• [CHALLENGE]
Keep the images out and copy every entry below exactly.

[Dataset entries on figures]

-- BEGIN --

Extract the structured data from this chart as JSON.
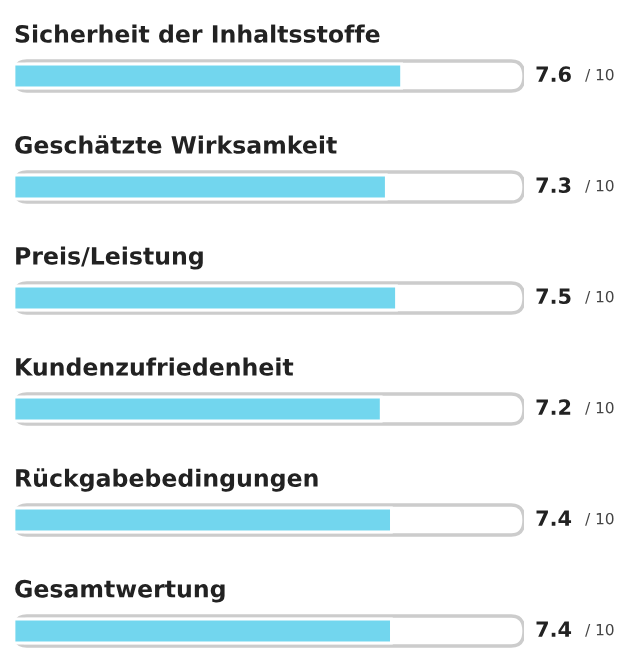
{
  "chart_data": {
    "type": "bar",
    "orientation": "horizontal",
    "categories": [
      "Sicherheit der Inhaltsstoffe",
      "Geschätzte Wirksamkeit",
      "Preis/Leistung",
      "Kundenzufriedenheit",
      "Rückgabebedingungen",
      "Gesamtwertung"
    ],
    "values": [
      7.6,
      7.3,
      7.5,
      7.2,
      7.4,
      7.4
    ],
    "data_labels": true,
    "annotations": [
      "/ 10",
      "/ 10",
      "/ 10",
      "/ 10",
      "/ 10",
      "/ 10"
    ],
    "color": "#72d6ee",
    "xlim": [
      0,
      10
    ]
  }
}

-- END --

• [TASK ANSWER]
Extract the structured data from this chart as JSON.
{
  "chart_data": {
    "type": "bar",
    "orientation": "horizontal",
    "categories": [
      "Sicherheit der Inhaltsstoffe",
      "Geschätzte Wirksamkeit",
      "Preis/Leistung",
      "Kundenzufriedenheit",
      "Rückgabebedingungen",
      "Gesamtwertung"
    ],
    "values": [
      7.6,
      7.3,
      7.5,
      7.2,
      7.4,
      7.4
    ],
    "data_labels": true,
    "annotations": [
      "/ 10",
      "/ 10",
      "/ 10",
      "/ 10",
      "/ 10",
      "/ 10"
    ],
    "color": "#72d6ee",
    "xlim": [
      0,
      10
    ]
  }
}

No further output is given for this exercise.